== Data supplied ==
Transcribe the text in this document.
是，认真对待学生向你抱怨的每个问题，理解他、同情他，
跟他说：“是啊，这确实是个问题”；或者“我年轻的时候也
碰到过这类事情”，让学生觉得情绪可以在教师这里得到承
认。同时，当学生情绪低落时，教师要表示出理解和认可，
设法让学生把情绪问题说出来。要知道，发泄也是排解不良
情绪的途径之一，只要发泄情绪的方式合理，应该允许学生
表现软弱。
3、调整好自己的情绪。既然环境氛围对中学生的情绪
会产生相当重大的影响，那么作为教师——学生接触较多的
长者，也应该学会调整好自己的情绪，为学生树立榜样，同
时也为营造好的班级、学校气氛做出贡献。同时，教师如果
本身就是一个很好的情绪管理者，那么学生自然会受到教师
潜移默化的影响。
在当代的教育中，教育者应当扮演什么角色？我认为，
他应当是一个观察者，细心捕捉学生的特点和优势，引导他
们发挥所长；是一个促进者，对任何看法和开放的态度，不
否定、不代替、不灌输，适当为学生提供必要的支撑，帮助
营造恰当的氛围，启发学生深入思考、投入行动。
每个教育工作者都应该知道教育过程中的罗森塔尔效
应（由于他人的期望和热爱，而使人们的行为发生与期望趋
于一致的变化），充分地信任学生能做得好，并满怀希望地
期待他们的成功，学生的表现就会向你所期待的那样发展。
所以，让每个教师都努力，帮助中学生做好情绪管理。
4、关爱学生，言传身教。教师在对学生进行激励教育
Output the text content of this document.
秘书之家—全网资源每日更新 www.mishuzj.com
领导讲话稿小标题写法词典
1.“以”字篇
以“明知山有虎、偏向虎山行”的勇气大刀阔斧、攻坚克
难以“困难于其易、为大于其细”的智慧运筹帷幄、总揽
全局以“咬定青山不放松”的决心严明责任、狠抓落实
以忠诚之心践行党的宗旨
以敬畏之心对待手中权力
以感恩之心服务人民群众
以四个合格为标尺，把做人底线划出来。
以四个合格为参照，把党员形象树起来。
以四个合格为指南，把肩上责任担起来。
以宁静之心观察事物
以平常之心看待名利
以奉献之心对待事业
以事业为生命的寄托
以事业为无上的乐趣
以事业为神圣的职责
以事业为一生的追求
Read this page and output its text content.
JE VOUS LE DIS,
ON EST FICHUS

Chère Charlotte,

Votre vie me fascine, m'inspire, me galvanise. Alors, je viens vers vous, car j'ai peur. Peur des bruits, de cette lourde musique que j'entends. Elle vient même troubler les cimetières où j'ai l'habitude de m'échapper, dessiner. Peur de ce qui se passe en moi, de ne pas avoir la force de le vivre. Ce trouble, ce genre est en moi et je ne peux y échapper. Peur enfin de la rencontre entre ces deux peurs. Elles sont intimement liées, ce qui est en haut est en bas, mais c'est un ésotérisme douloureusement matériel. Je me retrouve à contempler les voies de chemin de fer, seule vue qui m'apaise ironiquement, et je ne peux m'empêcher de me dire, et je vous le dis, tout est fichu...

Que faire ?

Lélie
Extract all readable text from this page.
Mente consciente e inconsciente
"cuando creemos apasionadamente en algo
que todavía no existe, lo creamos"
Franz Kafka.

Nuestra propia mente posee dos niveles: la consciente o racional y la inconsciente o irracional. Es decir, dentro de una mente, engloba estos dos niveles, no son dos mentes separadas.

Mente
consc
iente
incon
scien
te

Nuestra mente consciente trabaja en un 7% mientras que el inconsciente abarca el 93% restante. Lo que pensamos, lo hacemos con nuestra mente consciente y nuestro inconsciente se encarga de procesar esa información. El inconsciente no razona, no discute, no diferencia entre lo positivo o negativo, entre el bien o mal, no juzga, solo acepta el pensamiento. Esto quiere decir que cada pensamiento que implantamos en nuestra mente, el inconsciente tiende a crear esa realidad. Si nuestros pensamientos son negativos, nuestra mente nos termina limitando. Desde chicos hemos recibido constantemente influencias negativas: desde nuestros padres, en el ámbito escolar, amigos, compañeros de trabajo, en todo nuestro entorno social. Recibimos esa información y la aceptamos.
===
- Exercise requirements:
Read the data above and pull out each line that holds the string "content".

- Answer for this exercise:
Output the text content of this document.
Read this page and output its text content.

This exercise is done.